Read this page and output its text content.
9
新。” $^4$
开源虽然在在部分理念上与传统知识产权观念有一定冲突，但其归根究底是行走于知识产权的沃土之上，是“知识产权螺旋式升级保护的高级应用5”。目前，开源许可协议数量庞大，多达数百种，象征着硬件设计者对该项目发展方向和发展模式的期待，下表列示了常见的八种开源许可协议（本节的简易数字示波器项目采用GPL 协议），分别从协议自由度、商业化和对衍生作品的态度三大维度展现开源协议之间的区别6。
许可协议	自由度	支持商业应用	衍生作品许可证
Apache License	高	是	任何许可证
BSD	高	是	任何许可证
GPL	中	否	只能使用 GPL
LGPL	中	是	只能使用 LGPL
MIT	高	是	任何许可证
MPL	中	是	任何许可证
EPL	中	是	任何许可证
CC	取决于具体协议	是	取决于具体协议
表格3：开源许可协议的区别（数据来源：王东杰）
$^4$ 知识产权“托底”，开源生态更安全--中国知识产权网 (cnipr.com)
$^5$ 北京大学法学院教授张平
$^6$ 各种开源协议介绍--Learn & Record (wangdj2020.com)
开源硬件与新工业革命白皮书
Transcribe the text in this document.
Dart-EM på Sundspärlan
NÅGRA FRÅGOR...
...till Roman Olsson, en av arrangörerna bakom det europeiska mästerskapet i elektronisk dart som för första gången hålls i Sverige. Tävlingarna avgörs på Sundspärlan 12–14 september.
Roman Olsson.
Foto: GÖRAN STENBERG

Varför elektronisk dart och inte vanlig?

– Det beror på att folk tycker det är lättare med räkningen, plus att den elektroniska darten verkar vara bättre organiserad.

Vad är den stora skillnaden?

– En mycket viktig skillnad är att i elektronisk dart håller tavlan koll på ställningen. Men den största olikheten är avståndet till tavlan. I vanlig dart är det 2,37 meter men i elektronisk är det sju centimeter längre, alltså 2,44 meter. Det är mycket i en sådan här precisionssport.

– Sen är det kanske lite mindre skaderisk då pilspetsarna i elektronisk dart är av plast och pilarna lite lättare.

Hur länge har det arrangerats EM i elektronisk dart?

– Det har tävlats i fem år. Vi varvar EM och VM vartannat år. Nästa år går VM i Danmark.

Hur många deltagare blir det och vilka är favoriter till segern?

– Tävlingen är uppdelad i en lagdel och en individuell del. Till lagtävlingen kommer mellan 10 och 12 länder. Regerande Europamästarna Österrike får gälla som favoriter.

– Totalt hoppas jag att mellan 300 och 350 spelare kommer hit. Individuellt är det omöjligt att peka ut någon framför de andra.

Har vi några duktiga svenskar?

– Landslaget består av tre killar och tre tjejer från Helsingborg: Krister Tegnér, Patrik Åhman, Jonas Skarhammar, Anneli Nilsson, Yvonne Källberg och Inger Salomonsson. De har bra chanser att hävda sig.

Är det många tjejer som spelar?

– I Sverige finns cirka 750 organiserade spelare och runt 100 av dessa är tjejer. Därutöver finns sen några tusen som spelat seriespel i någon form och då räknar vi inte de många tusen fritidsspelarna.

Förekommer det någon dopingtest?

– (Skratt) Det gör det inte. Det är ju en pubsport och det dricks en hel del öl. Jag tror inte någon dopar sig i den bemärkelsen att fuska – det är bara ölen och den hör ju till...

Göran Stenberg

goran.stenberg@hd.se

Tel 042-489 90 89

__What to do__:
Write out the listing once more, matching it exactly.

__Result of the task__:
Read this page and output its text content.
9
新。” $^4$
开源虽然在在部分理念上与传统知识产权观念有一定冲突，但其归根究底是行走于知识产权的沃土之上，是“知识产权螺旋式升级保护的高级应用5”。目前，开源许可协议数量庞大，多达数百种，象征着硬件设计者对该项目发展方向和发展模式的期待，下表列示了常见的八种开源许可协议（本节的简易数字示波器项目采用GPL 协议），分别从协议自由度、商业化和对衍生作品的态度三大维度展现开源协议之间的区别6。
许可协议	自由度	支持商业应用	衍生作品许可证
Apache License	高	是	任何许可证
BSD	高	是	任何许可证
GPL	中	否	只能使用 GPL
LGPL	中	是	只能使用 LGPL
MIT	高	是	任何许可证
MPL	中	是	任何许可证
EPL	中	是	任何许可证
CC	取决于具体协议	是	取决于具体协议
表格3：开源许可协议的区别（数据来源：王东杰）
$^4$ 知识产权“托底”，开源生态更安全--中国知识产权网 (cnipr.com)
$^5$ 北京大学法学院教授张平
$^6$ 各种开源协议介绍--Learn & Record (wangdj2020.com)
开源硬件与新工业革命白皮书
Transcribe the text in this document.
Dart-EM på Sundspärlan
NÅGRA FRÅGOR...
...till Roman Olsson, en av arrangörerna bakom det europeiska mästerskapet i elektronisk dart som för första gången hålls i Sverige. Tävlingarna avgörs på Sundspärlan 12–14 september.
Roman Olsson.
Foto: GÖRAN STENBERG

Varför elektronisk dart och inte vanlig?

– Det beror på att folk tycker det är lättare med räkningen, plus att den elektroniska darten verkar vara bättre organiserad.

Vad är den stora skillnaden?

– En mycket viktig skillnad är att i elektronisk dart håller tavlan koll på ställningen. Men den största olikheten är avståndet till tavlan. I vanlig dart är det 2,37 meter men i elektronisk är det sju centimeter längre, alltså 2,44 meter. Det är mycket i en sådan här precisionssport.

– Sen är det kanske lite mindre skaderisk då pilspetsarna i elektronisk dart är av plast och pilarna lite lättare.

Hur länge har det arrangerats EM i elektronisk dart?

– Det har tävlats i fem år. Vi varvar EM och VM vartannat år. Nästa år går VM i Danmark.

Hur många deltagare blir det och vilka är favoriter till segern?

– Tävlingen är uppdelad i en lagdel och en individuell del. Till lagtävlingen kommer mellan 10 och 12 länder. Regerande Europamästarna Österrike får gälla som favoriter.

– Totalt hoppas jag att mellan 300 och 350 spelare kommer hit. Individuellt är det omöjligt att peka ut någon framför de andra.

Har vi några duktiga svenskar?

– Landslaget består av tre killar och tre tjejer från Helsingborg: Krister Tegnér, Patrik Åhman, Jonas Skarhammar, Anneli Nilsson, Yvonne Källberg och Inger Salomonsson. De har bra chanser att hävda sig.

Är det många tjejer som spelar?

– I Sverige finns cirka 750 organiserade spelare och runt 100 av dessa är tjejer. Därutöver finns sen några tusen som spelat seriespel i någon form och då räknar vi inte de många tusen fritidsspelarna.

Förekommer det någon dopingtest?

– (Skratt) Det gör det inte. Det är ju en pubsport och det dricks en hel del öl. Jag tror inte någon dopar sig i den bemärkelsen att fuska – det är bara ölen och den hör ju till...

Göran Stenberg

goran.stenberg@hd.se

Tel 042-489 90 89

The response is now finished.